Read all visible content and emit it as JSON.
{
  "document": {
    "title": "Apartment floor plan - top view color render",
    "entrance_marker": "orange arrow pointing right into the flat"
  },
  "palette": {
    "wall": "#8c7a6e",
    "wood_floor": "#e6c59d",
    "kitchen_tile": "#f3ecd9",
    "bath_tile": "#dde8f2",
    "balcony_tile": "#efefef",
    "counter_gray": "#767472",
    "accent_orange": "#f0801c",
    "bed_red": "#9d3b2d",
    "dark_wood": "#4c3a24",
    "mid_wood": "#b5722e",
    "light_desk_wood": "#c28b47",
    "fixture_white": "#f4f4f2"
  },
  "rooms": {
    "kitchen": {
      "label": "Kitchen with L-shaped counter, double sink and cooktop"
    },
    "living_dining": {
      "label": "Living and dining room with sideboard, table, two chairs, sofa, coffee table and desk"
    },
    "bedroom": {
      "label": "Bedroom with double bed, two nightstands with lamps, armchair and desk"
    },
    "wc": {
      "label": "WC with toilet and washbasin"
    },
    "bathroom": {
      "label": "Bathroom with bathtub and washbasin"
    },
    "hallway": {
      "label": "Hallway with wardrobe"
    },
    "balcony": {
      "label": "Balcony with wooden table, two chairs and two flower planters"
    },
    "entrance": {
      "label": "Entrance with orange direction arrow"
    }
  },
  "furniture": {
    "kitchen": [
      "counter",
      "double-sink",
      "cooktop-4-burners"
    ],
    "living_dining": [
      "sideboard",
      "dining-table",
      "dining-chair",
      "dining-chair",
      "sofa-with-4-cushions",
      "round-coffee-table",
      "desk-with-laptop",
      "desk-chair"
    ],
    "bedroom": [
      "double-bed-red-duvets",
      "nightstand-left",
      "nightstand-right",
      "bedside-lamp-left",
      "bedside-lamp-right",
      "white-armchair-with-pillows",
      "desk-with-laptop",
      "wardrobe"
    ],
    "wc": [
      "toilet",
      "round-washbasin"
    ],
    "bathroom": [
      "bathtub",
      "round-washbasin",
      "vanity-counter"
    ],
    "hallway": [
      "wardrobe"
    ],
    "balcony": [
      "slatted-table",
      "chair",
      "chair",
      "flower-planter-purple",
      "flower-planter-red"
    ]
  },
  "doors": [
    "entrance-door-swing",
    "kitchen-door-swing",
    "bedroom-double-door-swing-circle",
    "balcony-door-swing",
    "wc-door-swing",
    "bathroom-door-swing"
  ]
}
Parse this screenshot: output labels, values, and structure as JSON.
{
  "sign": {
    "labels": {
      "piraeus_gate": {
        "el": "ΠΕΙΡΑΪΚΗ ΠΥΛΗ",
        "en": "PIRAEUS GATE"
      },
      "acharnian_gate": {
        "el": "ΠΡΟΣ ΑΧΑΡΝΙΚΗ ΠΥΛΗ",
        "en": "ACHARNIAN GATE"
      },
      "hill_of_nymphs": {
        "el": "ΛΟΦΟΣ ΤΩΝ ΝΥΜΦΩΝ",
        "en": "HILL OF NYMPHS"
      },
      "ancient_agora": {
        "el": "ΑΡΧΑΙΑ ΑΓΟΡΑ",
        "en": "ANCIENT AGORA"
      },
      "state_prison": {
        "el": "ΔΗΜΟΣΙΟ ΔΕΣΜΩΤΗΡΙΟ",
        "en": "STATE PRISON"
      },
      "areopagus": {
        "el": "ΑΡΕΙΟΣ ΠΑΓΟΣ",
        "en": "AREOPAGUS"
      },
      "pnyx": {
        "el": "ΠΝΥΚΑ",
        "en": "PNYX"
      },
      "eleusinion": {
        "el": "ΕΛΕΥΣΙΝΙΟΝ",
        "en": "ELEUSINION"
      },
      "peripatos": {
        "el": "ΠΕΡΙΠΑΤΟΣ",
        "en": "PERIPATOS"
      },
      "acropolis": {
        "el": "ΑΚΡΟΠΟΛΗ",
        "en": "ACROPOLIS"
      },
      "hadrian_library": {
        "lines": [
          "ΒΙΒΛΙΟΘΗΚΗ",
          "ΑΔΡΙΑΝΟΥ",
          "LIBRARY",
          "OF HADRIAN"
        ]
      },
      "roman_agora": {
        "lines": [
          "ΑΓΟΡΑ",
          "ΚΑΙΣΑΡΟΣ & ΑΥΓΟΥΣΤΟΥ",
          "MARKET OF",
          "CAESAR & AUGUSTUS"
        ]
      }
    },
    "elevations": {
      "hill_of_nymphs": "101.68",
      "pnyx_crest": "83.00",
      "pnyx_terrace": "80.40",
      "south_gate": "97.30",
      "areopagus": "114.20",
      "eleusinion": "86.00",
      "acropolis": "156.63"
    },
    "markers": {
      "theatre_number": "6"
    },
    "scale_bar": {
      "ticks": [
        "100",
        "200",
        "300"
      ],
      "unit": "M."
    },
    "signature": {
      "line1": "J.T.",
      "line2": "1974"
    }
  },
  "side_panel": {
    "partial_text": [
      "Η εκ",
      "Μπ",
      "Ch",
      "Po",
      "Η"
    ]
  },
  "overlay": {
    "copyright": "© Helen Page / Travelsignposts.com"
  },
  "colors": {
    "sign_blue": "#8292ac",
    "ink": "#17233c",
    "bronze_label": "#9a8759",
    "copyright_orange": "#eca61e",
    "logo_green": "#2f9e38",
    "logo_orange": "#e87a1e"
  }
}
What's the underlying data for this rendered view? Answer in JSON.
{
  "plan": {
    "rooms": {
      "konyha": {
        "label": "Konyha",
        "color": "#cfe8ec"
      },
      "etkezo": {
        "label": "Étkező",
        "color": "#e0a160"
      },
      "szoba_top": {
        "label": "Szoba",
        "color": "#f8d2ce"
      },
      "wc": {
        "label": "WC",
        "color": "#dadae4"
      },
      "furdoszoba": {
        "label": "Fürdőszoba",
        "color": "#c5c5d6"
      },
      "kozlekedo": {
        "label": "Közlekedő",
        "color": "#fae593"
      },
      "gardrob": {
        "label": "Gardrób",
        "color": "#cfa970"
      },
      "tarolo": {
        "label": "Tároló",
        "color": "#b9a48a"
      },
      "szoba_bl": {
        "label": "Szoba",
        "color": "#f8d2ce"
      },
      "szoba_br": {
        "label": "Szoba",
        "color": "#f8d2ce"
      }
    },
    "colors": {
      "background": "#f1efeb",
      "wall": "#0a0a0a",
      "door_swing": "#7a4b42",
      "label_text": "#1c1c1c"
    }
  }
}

» **INSTRUCTIONS FOR THE TASK**
Retype the whole listing, matching it exactly.

» **WRITTEN SOLUTION**
Read all visible content and emit it as JSON.
{
  "document": {
    "title": "Apartment floor plan - top view color render",
    "entrance_marker": "orange arrow pointing right into the flat"
  },
  "palette": {
    "wall": "#8c7a6e",
    "wood_floor": "#e6c59d",
    "kitchen_tile": "#f3ecd9",
    "bath_tile": "#dde8f2",
    "balcony_tile": "#efefef",
    "counter_gray": "#767472",
    "accent_orange": "#f0801c",
    "bed_red": "#9d3b2d",
    "dark_wood": "#4c3a24",
    "mid_wood": "#b5722e",
    "light_desk_wood": "#c28b47",
    "fixture_white": "#f4f4f2"
  },
  "rooms": {
    "kitchen": {
      "label": "Kitchen with L-shaped counter, double sink and cooktop"
    },
    "living_dining": {
      "label": "Living and dining room with sideboard, table, two chairs, sofa, coffee table and desk"
    },
    "bedroom": {
      "label": "Bedroom with double bed, two nightstands with lamps, armchair and desk"
    },
    "wc": {
      "label": "WC with toilet and washbasin"
    },
    "bathroom": {
      "label": "Bathroom with bathtub and washbasin"
    },
    "hallway": {
      "label": "Hallway with wardrobe"
    },
    "balcony": {
      "label": "Balcony with wooden table, two chairs and two flower planters"
    },
    "entrance": {
      "label": "Entrance with orange direction arrow"
    }
  },
  "furniture": {
    "kitchen": [
      "counter",
      "double-sink",
      "cooktop-4-burners"
    ],
    "living_dining": [
      "sideboard",
      "dining-table",
      "dining-chair",
      "dining-chair",
      "sofa-with-4-cushions",
      "round-coffee-table",
      "desk-with-laptop",
      "desk-chair"
    ],
    "bedroom": [
      "double-bed-red-duvets",
      "nightstand-left",
      "nightstand-right",
      "bedside-lamp-left",
      "bedside-lamp-right",
      "white-armchair-with-pillows",
      "desk-with-laptop",
      "wardrobe"
    ],
    "wc": [
      "toilet",
      "round-washbasin"
    ],
    "bathroom": [
      "bathtub",
      "round-washbasin",
      "vanity-counter"
    ],
    "hallway": [
      "wardrobe"
    ],
    "balcony": [
      "slatted-table",
      "chair",
      "chair",
      "flower-planter-purple",
      "flower-planter-red"
    ]
  },
  "doors": [
    "entrance-door-swing",
    "kitchen-door-swing",
    "bedroom-double-door-swing-circle",
    "balcony-door-swing",
    "wc-door-swing",
    "bathroom-door-swing"
  ]
}
Parse this screenshot: output labels, values, and structure as JSON.
{
  "sign": {
    "labels": {
      "piraeus_gate": {
        "el": "ΠΕΙΡΑΪΚΗ ΠΥΛΗ",
        "en": "PIRAEUS GATE"
      },
      "acharnian_gate": {
        "el": "ΠΡΟΣ ΑΧΑΡΝΙΚΗ ΠΥΛΗ",
        "en": "ACHARNIAN GATE"
      },
      "hill_of_nymphs": {
        "el": "ΛΟΦΟΣ ΤΩΝ ΝΥΜΦΩΝ",
        "en": "HILL OF NYMPHS"
      },
      "ancient_agora": {
        "el": "ΑΡΧΑΙΑ ΑΓΟΡΑ",
        "en": "ANCIENT AGORA"
      },
      "state_prison": {
        "el": "ΔΗΜΟΣΙΟ ΔΕΣΜΩΤΗΡΙΟ",
        "en": "STATE PRISON"
      },
      "areopagus": {
        "el": "ΑΡΕΙΟΣ ΠΑΓΟΣ",
        "en": "AREOPAGUS"
      },
      "pnyx": {
        "el": "ΠΝΥΚΑ",
        "en": "PNYX"
      },
      "eleusinion": {
        "el": "ΕΛΕΥΣΙΝΙΟΝ",
        "en": "ELEUSINION"
      },
      "peripatos": {
        "el": "ΠΕΡΙΠΑΤΟΣ",
        "en": "PERIPATOS"
      },
      "acropolis": {
        "el": "ΑΚΡΟΠΟΛΗ",
        "en": "ACROPOLIS"
      },
      "hadrian_library": {
        "lines": [
          "ΒΙΒΛΙΟΘΗΚΗ",
          "ΑΔΡΙΑΝΟΥ",
          "LIBRARY",
          "OF HADRIAN"
        ]
      },
      "roman_agora": {
        "lines": [
          "ΑΓΟΡΑ",
          "ΚΑΙΣΑΡΟΣ & ΑΥΓΟΥΣΤΟΥ",
          "MARKET OF",
          "CAESAR & AUGUSTUS"
        ]
      }
    },
    "elevations": {
      "hill_of_nymphs": "101.68",
      "pnyx_crest": "83.00",
      "pnyx_terrace": "80.40",
      "south_gate": "97.30",
      "areopagus": "114.20",
      "eleusinion": "86.00",
      "acropolis": "156.63"
    },
    "markers": {
      "theatre_number": "6"
    },
    "scale_bar": {
      "ticks": [
        "100",
        "200",
        "300"
      ],
      "unit": "M."
    },
    "signature": {
      "line1": "J.T.",
      "line2": "1974"
    }
  },
  "side_panel": {
    "partial_text": [
      "Η εκ",
      "Μπ",
      "Ch",
      "Po",
      "Η"
    ]
  },
  "overlay": {
    "copyright": "© Helen Page / Travelsignposts.com"
  },
  "colors": {
    "sign_blue": "#8292ac",
    "ink": "#17233c",
    "bronze_label": "#9a8759",
    "copyright_orange": "#eca61e",
    "logo_green": "#2f9e38",
    "logo_orange": "#e87a1e"
  }
}
What's the underlying data for this rendered view? Answer in JSON.
{
  "plan": {
    "rooms": {
      "konyha": {
        "label": "Konyha",
        "color": "#cfe8ec"
      },
      "etkezo": {
        "label": "Étkező",
        "color": "#e0a160"
      },
      "szoba_top": {
        "label": "Szoba",
        "color": "#f8d2ce"
      },
      "wc": {
        "label": "WC",
        "color": "#dadae4"
      },
      "furdoszoba": {
        "label": "Fürdőszoba",
        "color": "#c5c5d6"
      },
      "kozlekedo": {
        "label": "Közlekedő",
        "color": "#fae593"
      },
      "gardrob": {
        "label": "Gardrób",
        "color": "#cfa970"
      },
      "tarolo": {
        "label": "Tároló",
        "color": "#b9a48a"
      },
      "szoba_bl": {
        "label": "Szoba",
        "color": "#f8d2ce"
      },
      "szoba_br": {
        "label": "Szoba",
        "color": "#f8d2ce"
      }
    },
    "colors": {
      "background": "#f1efeb",
      "wall": "#0a0a0a",
      "door_swing": "#7a4b42",
      "label_text": "#1c1c1c"
    }
  }
}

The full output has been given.